— start of EXTRACTED DATA —

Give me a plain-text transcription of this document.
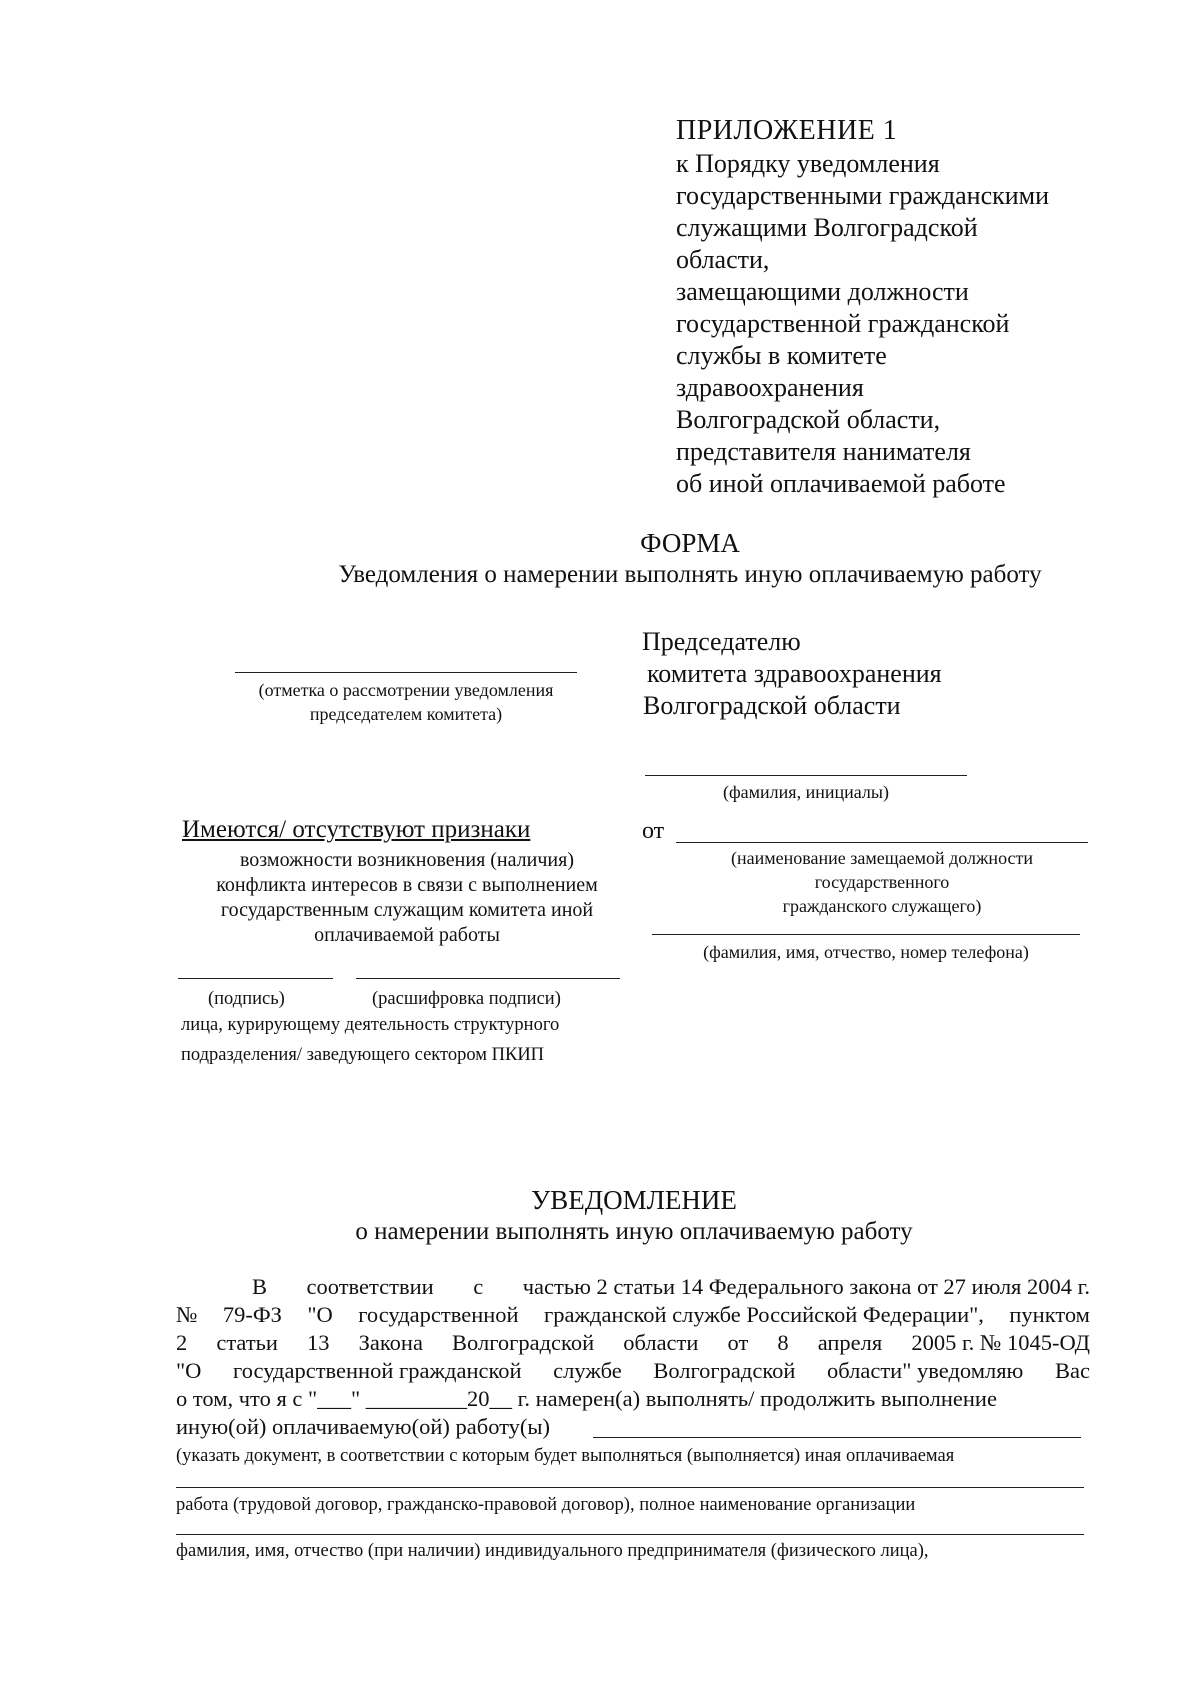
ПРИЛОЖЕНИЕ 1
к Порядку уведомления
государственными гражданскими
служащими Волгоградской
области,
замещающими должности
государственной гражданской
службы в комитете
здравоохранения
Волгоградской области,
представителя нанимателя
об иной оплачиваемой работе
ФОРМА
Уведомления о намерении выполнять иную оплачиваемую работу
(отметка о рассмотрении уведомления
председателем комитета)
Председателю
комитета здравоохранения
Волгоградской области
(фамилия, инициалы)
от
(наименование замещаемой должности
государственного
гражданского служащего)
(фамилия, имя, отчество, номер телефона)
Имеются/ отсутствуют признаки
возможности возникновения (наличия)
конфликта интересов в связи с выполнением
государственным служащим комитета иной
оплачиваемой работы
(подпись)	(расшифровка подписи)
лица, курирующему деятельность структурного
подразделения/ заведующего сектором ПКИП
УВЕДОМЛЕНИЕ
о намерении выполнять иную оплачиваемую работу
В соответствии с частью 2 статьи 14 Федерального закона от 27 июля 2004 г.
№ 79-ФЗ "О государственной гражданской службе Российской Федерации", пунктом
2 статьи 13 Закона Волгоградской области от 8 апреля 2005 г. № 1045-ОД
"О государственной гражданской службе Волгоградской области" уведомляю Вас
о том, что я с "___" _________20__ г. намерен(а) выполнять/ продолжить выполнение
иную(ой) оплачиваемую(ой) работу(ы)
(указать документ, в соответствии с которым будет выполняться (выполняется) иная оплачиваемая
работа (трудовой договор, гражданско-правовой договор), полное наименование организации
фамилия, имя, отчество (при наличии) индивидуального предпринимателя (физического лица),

— end of EXTRACTED DATA —

■ TASK INSTRUCTIONS
Where a line holds "здравоохранения", copy that line.

■ CORRECT RESPONSE
здравоохранения
комитета здравоохранения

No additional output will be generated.